Make an exact copy of the entries, and keep any pictures out of it.

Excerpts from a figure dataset
------------------------------
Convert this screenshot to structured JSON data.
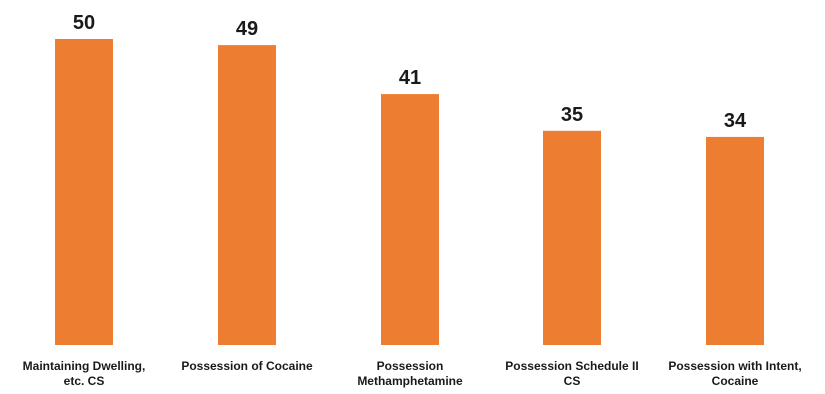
{
  "chart_data": {
    "type": "bar",
    "categories": [
      [
        "Maintaining Dwelling,",
        "etc. CS"
      ],
      [
        "Possession of Cocaine"
      ],
      [
        "Possession",
        "Methamphetamine"
      ],
      [
        "Possession Schedule II",
        "CS"
      ],
      [
        "Possession with Intent,",
        "Cocaine"
      ]
    ],
    "values": [
      50,
      49,
      41,
      35,
      34
    ],
    "ylim": [
      0,
      50
    ],
    "bar_color": "#ED7D31",
    "grid": false,
    "legend": "none"
  }
}
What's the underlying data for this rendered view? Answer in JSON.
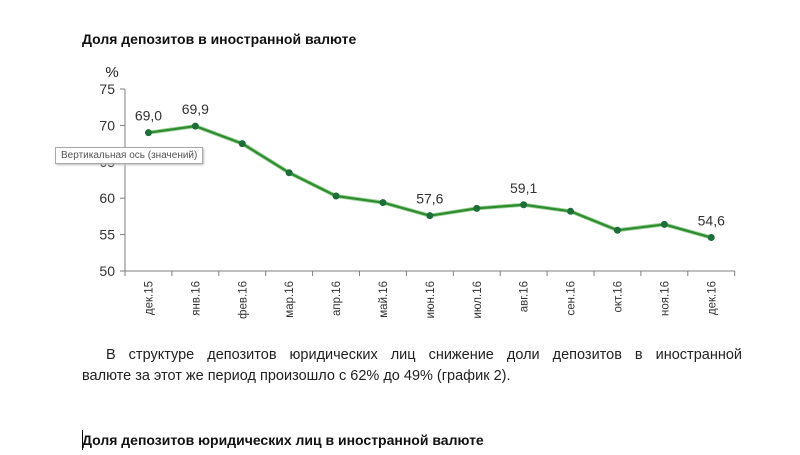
{
  "document": {
    "chart1_title": "Доля депозитов в иностранной  валюте",
    "paragraph_line1": "В структуре депозитов юридических лиц снижение доли депозитов в иностранной",
    "paragraph_line2": "валюте за этот же период произошло с 62% до 49% (график 2).",
    "chart2_title": "Доля депозитов юридических лиц в иностранной  валюте",
    "tooltip": "Вертикальная ось (значений)"
  },
  "colors": {
    "line": "#2e8b2e",
    "marker": "#1e6e3a",
    "axis": "#7f7f7f"
  },
  "chart_data": {
    "type": "line",
    "title": "Доля депозитов в иностранной  валюте",
    "ylabel": "%",
    "xlabel": "",
    "ylim": [
      50,
      75
    ],
    "yticks": [
      50,
      55,
      60,
      65,
      70,
      75
    ],
    "grid": false,
    "legend": "none",
    "categories": [
      "дек.15",
      "янв.16",
      "фев.16",
      "мар.16",
      "апр.16",
      "май.16",
      "июн.16",
      "июл.16",
      "авг.16",
      "сен.16",
      "окт.16",
      "ноя.16",
      "дек.16"
    ],
    "series": [
      {
        "name": "Доля депозитов в иностранной валюте",
        "values": [
          69.0,
          69.9,
          67.5,
          63.5,
          60.3,
          59.4,
          57.6,
          58.6,
          59.1,
          58.2,
          55.6,
          56.4,
          54.6
        ]
      }
    ],
    "data_labels": [
      {
        "index": 0,
        "text": "69,0"
      },
      {
        "index": 1,
        "text": "69,9"
      },
      {
        "index": 6,
        "text": "57,6"
      },
      {
        "index": 8,
        "text": "59,1"
      },
      {
        "index": 12,
        "text": "54,6"
      }
    ]
  }
}
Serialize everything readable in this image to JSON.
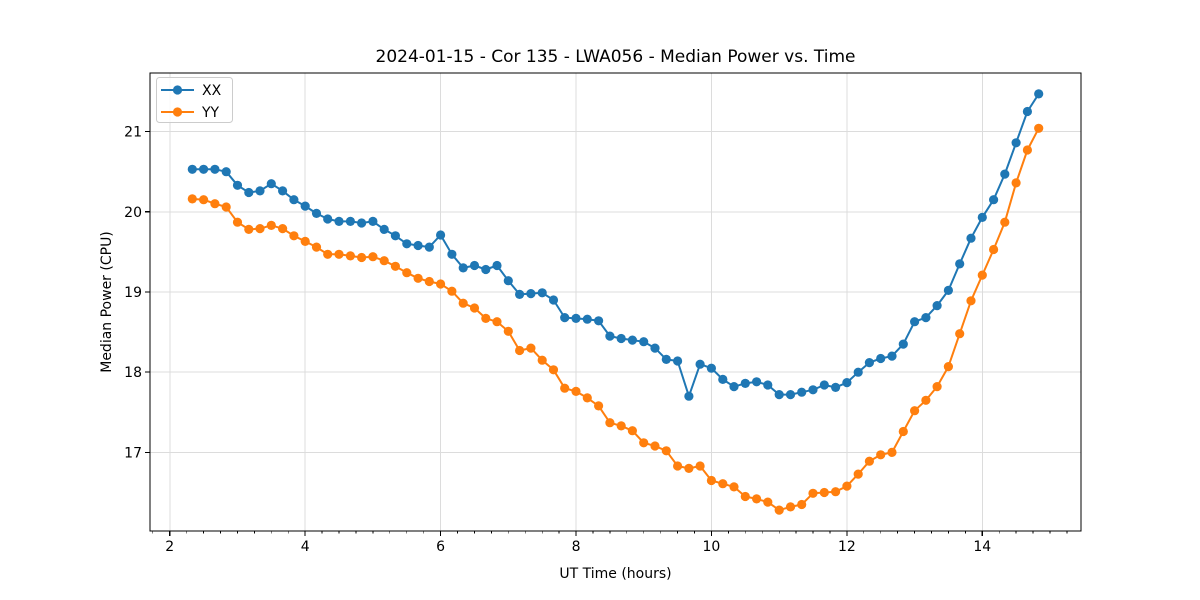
{
  "chart_data": {
    "type": "line",
    "title": "2024-01-15 - Cor 135 - LWA056 - Median Power vs. Time",
    "xlabel": "UT Time (hours)",
    "ylabel": "Median Power (CPU)",
    "grid": true,
    "legend_position": "upper-left",
    "xlim": [
      1.708,
      15.458
    ],
    "ylim": [
      16.02,
      21.73
    ],
    "xticks": [
      2,
      4,
      6,
      8,
      10,
      12,
      14
    ],
    "yticks": [
      17,
      18,
      19,
      20,
      21
    ],
    "x_minor_step": 0.25,
    "grid_color": "#dcdcdc",
    "x": [
      2.333,
      2.5,
      2.667,
      2.833,
      3.0,
      3.167,
      3.333,
      3.5,
      3.667,
      3.833,
      4.0,
      4.167,
      4.333,
      4.5,
      4.667,
      4.833,
      5.0,
      5.167,
      5.333,
      5.5,
      5.667,
      5.833,
      6.0,
      6.167,
      6.333,
      6.5,
      6.667,
      6.833,
      7.0,
      7.167,
      7.333,
      7.5,
      7.667,
      7.833,
      8.0,
      8.167,
      8.333,
      8.5,
      8.667,
      8.833,
      9.0,
      9.167,
      9.333,
      9.5,
      9.667,
      9.833,
      10.0,
      10.167,
      10.333,
      10.5,
      10.667,
      10.833,
      11.0,
      11.167,
      11.333,
      11.5,
      11.667,
      11.833,
      12.0,
      12.167,
      12.333,
      12.5,
      12.667,
      12.833,
      13.0,
      13.167,
      13.333,
      13.5,
      13.667,
      13.833,
      14.0,
      14.167,
      14.333,
      14.5,
      14.667,
      14.833
    ],
    "series": [
      {
        "name": "XX",
        "color": "#1f77b4",
        "values": [
          20.53,
          20.53,
          20.53,
          20.5,
          20.33,
          20.24,
          20.26,
          20.35,
          20.26,
          20.15,
          20.07,
          19.98,
          19.91,
          19.88,
          19.88,
          19.86,
          19.88,
          19.78,
          19.7,
          19.6,
          19.58,
          19.56,
          19.71,
          19.47,
          19.3,
          19.33,
          19.28,
          19.33,
          19.14,
          18.97,
          18.98,
          18.99,
          18.9,
          18.68,
          18.67,
          18.66,
          18.64,
          18.45,
          18.42,
          18.4,
          18.38,
          18.3,
          18.16,
          18.14,
          17.7,
          18.1,
          18.05,
          17.91,
          17.82,
          17.86,
          17.88,
          17.84,
          17.72,
          17.72,
          17.75,
          17.78,
          17.84,
          17.81,
          17.87,
          18.0,
          18.12,
          18.17,
          18.2,
          18.35,
          18.63,
          18.68,
          18.83,
          19.02,
          19.35,
          19.67,
          19.93,
          20.15,
          20.47,
          20.86,
          21.25,
          21.47
        ]
      },
      {
        "name": "YY",
        "color": "#ff7f0e",
        "values": [
          20.16,
          20.15,
          20.1,
          20.06,
          19.87,
          19.78,
          19.79,
          19.83,
          19.79,
          19.7,
          19.63,
          19.56,
          19.47,
          19.47,
          19.45,
          19.43,
          19.44,
          19.39,
          19.32,
          19.24,
          19.17,
          19.13,
          19.1,
          19.01,
          18.86,
          18.8,
          18.67,
          18.63,
          18.51,
          18.27,
          18.3,
          18.15,
          18.03,
          17.8,
          17.76,
          17.68,
          17.58,
          17.37,
          17.33,
          17.27,
          17.12,
          17.08,
          17.02,
          16.83,
          16.8,
          16.83,
          16.65,
          16.61,
          16.57,
          16.45,
          16.42,
          16.38,
          16.28,
          16.32,
          16.35,
          16.49,
          16.5,
          16.51,
          16.58,
          16.73,
          16.89,
          16.97,
          17.0,
          17.26,
          17.52,
          17.65,
          17.82,
          18.07,
          18.48,
          18.89,
          19.21,
          19.53,
          19.87,
          20.36,
          20.77,
          21.04
        ]
      }
    ]
  }
}
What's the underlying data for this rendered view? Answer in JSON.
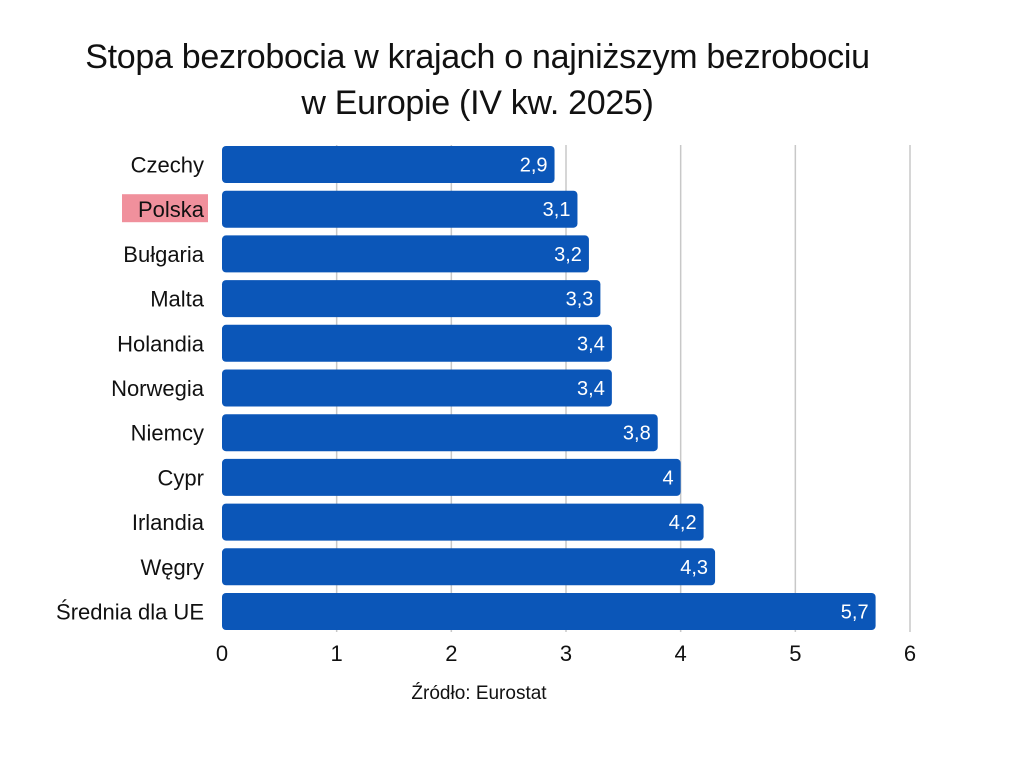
{
  "chart_data": {
    "type": "bar",
    "orientation": "horizontal",
    "title_lines": [
      "Stopa bezrobocia w krajach o najniższym bezrobociu",
      "w Europie (IV kw. 2025)"
    ],
    "categories": [
      "Czechy",
      "Polska",
      "Bułgaria",
      "Malta",
      "Holandia",
      "Norwegia",
      "Niemcy",
      "Cypr",
      "Irlandia",
      "Węgry",
      "Średnia dla UE"
    ],
    "values": [
      2.9,
      3.1,
      3.2,
      3.3,
      3.4,
      3.4,
      3.8,
      4,
      4.2,
      4.3,
      5.7
    ],
    "value_labels": [
      "2,9",
      "3,1",
      "3,2",
      "3,3",
      "3,4",
      "3,4",
      "3,8",
      "4",
      "4,2",
      "4,3",
      "5,7"
    ],
    "x_ticks": [
      "0",
      "1",
      "2",
      "3",
      "4",
      "5",
      "6"
    ],
    "xlim": [
      0,
      6
    ],
    "xlabel": "",
    "ylabel": "",
    "grid": true,
    "highlighted_category": "Polska",
    "source": "Źródło: Eurostat",
    "colors": {
      "bar": "#0b56b8",
      "grid": "#c8c8c8",
      "highlight": "#f0909c",
      "value_text": "#ffffff"
    }
  }
}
------------------------------
Final answer
Convert this screenshot to structured JSON data.
{
  "chart_data": {
    "type": "bar",
    "categories": [
      [
        "Maintaining Dwelling,",
        "etc. CS"
      ],
      [
        "Possession of Cocaine"
      ],
      [
        "Possession",
        "Methamphetamine"
      ],
      [
        "Possession Schedule II",
        "CS"
      ],
      [
        "Possession with Intent,",
        "Cocaine"
      ]
    ],
    "values": [
      50,
      49,
      41,
      35,
      34
    ],
    "ylim": [
      0,
      50
    ],
    "bar_color": "#ED7D31",
    "grid": false,
    "legend": "none"
  }
}
What's the underlying data for this rendered view? Answer in JSON.
{
  "document": {
    "chart1_title": "Доля депозитов в иностранной  валюте",
    "paragraph_line1": "В структуре депозитов юридических лиц снижение доли депозитов в иностранной",
    "paragraph_line2": "валюте за этот же период произошло с 62% до 49% (график 2).",
    "chart2_title": "Доля депозитов юридических лиц в иностранной  валюте",
    "tooltip": "Вертикальная ось (значений)"
  },
  "colors": {
    "line": "#2e8b2e",
    "marker": "#1e6e3a",
    "axis": "#7f7f7f"
  },
  "chart_data": {
    "type": "line",
    "title": "Доля депозитов в иностранной  валюте",
    "ylabel": "%",
    "xlabel": "",
    "ylim": [
      50,
      75
    ],
    "yticks": [
      50,
      55,
      60,
      65,
      70,
      75
    ],
    "grid": false,
    "legend": "none",
    "categories": [
      "дек.15",
      "янв.16",
      "фев.16",
      "мар.16",
      "апр.16",
      "май.16",
      "июн.16",
      "июл.16",
      "авг.16",
      "сен.16",
      "окт.16",
      "ноя.16",
      "дек.16"
    ],
    "series": [
      {
        "name": "Доля депозитов в иностранной валюте",
        "values": [
          69.0,
          69.9,
          67.5,
          63.5,
          60.3,
          59.4,
          57.6,
          58.6,
          59.1,
          58.2,
          55.6,
          56.4,
          54.6
        ]
      }
    ],
    "data_labels": [
      {
        "index": 0,
        "text": "69,0"
      },
      {
        "index": 1,
        "text": "69,9"
      },
      {
        "index": 6,
        "text": "57,6"
      },
      {
        "index": 8,
        "text": "59,1"
      },
      {
        "index": 12,
        "text": "54,6"
      }
    ]
  }
}
Serialize everything readable in this image to JSON.
{
  "chart_data": {
    "type": "line",
    "title": "2024-01-15 - Cor 135 - LWA056 - Median Power vs. Time",
    "xlabel": "UT Time (hours)",
    "ylabel": "Median Power (CPU)",
    "grid": true,
    "legend_position": "upper-left",
    "xlim": [
      1.708,
      15.458
    ],
    "ylim": [
      16.02,
      21.73
    ],
    "xticks": [
      2,
      4,
      6,
      8,
      10,
      12,
      14
    ],
    "yticks": [
      17,
      18,
      19,
      20,
      21
    ],
    "x_minor_step": 0.25,
    "grid_color": "#dcdcdc",
    "x": [
      2.333,
      2.5,
      2.667,
      2.833,
      3.0,
      3.167,
      3.333,
      3.5,
      3.667,
      3.833,
      4.0,
      4.167,
      4.333,
      4.5,
      4.667,
      4.833,
      5.0,
      5.167,
      5.333,
      5.5,
      5.667,
      5.833,
      6.0,
      6.167,
      6.333,
      6.5,
      6.667,
      6.833,
      7.0,
      7.167,
      7.333,
      7.5,
      7.667,
      7.833,
      8.0,
      8.167,
      8.333,
      8.5,
      8.667,
      8.833,
      9.0,
      9.167,
      9.333,
      9.5,
      9.667,
      9.833,
      10.0,
      10.167,
      10.333,
      10.5,
      10.667,
      10.833,
      11.0,
      11.167,
      11.333,
      11.5,
      11.667,
      11.833,
      12.0,
      12.167,
      12.333,
      12.5,
      12.667,
      12.833,
      13.0,
      13.167,
      13.333,
      13.5,
      13.667,
      13.833,
      14.0,
      14.167,
      14.333,
      14.5,
      14.667,
      14.833
    ],
    "series": [
      {
        "name": "XX",
        "color": "#1f77b4",
        "values": [
          20.53,
          20.53,
          20.53,
          20.5,
          20.33,
          20.24,
          20.26,
          20.35,
          20.26,
          20.15,
          20.07,
          19.98,
          19.91,
          19.88,
          19.88,
          19.86,
          19.88,
          19.78,
          19.7,
          19.6,
          19.58,
          19.56,
          19.71,
          19.47,
          19.3,
          19.33,
          19.28,
          19.33,
          19.14,
          18.97,
          18.98,
          18.99,
          18.9,
          18.68,
          18.67,
          18.66,
          18.64,
          18.45,
          18.42,
          18.4,
          18.38,
          18.3,
          18.16,
          18.14,
          17.7,
          18.1,
          18.05,
          17.91,
          17.82,
          17.86,
          17.88,
          17.84,
          17.72,
          17.72,
          17.75,
          17.78,
          17.84,
          17.81,
          17.87,
          18.0,
          18.12,
          18.17,
          18.2,
          18.35,
          18.63,
          18.68,
          18.83,
          19.02,
          19.35,
          19.67,
          19.93,
          20.15,
          20.47,
          20.86,
          21.25,
          21.47
        ]
      },
      {
        "name": "YY",
        "color": "#ff7f0e",
        "values": [
          20.16,
          20.15,
          20.1,
          20.06,
          19.87,
          19.78,
          19.79,
          19.83,
          19.79,
          19.7,
          19.63,
          19.56,
          19.47,
          19.47,
          19.45,
          19.43,
          19.44,
          19.39,
          19.32,
          19.24,
          19.17,
          19.13,
          19.1,
          19.01,
          18.86,
          18.8,
          18.67,
          18.63,
          18.51,
          18.27,
          18.3,
          18.15,
          18.03,
          17.8,
          17.76,
          17.68,
          17.58,
          17.37,
          17.33,
          17.27,
          17.12,
          17.08,
          17.02,
          16.83,
          16.8,
          16.83,
          16.65,
          16.61,
          16.57,
          16.45,
          16.42,
          16.38,
          16.28,
          16.32,
          16.35,
          16.49,
          16.5,
          16.51,
          16.58,
          16.73,
          16.89,
          16.97,
          17.0,
          17.26,
          17.52,
          17.65,
          17.82,
          18.07,
          18.48,
          18.89,
          19.21,
          19.53,
          19.87,
          20.36,
          20.77,
          21.04
        ]
      }
    ]
  }
}
What's the underlying data for this rendered view? Answer in JSON.
{
  "chart_data": {
    "type": "bar",
    "orientation": "horizontal",
    "title_lines": [
      "Stopa bezrobocia w krajach o najniższym bezrobociu",
      "w Europie (IV kw. 2025)"
    ],
    "categories": [
      "Czechy",
      "Polska",
      "Bułgaria",
      "Malta",
      "Holandia",
      "Norwegia",
      "Niemcy",
      "Cypr",
      "Irlandia",
      "Węgry",
      "Średnia dla UE"
    ],
    "values": [
      2.9,
      3.1,
      3.2,
      3.3,
      3.4,
      3.4,
      3.8,
      4,
      4.2,
      4.3,
      5.7
    ],
    "value_labels": [
      "2,9",
      "3,1",
      "3,2",
      "3,3",
      "3,4",
      "3,4",
      "3,8",
      "4",
      "4,2",
      "4,3",
      "5,7"
    ],
    "x_ticks": [
      "0",
      "1",
      "2",
      "3",
      "4",
      "5",
      "6"
    ],
    "xlim": [
      0,
      6
    ],
    "xlabel": "",
    "ylabel": "",
    "grid": true,
    "highlighted_category": "Polska",
    "source": "Źródło: Eurostat",
    "colors": {
      "bar": "#0b56b8",
      "grid": "#c8c8c8",
      "highlight": "#f0909c",
      "value_text": "#ffffff"
    }
  }
}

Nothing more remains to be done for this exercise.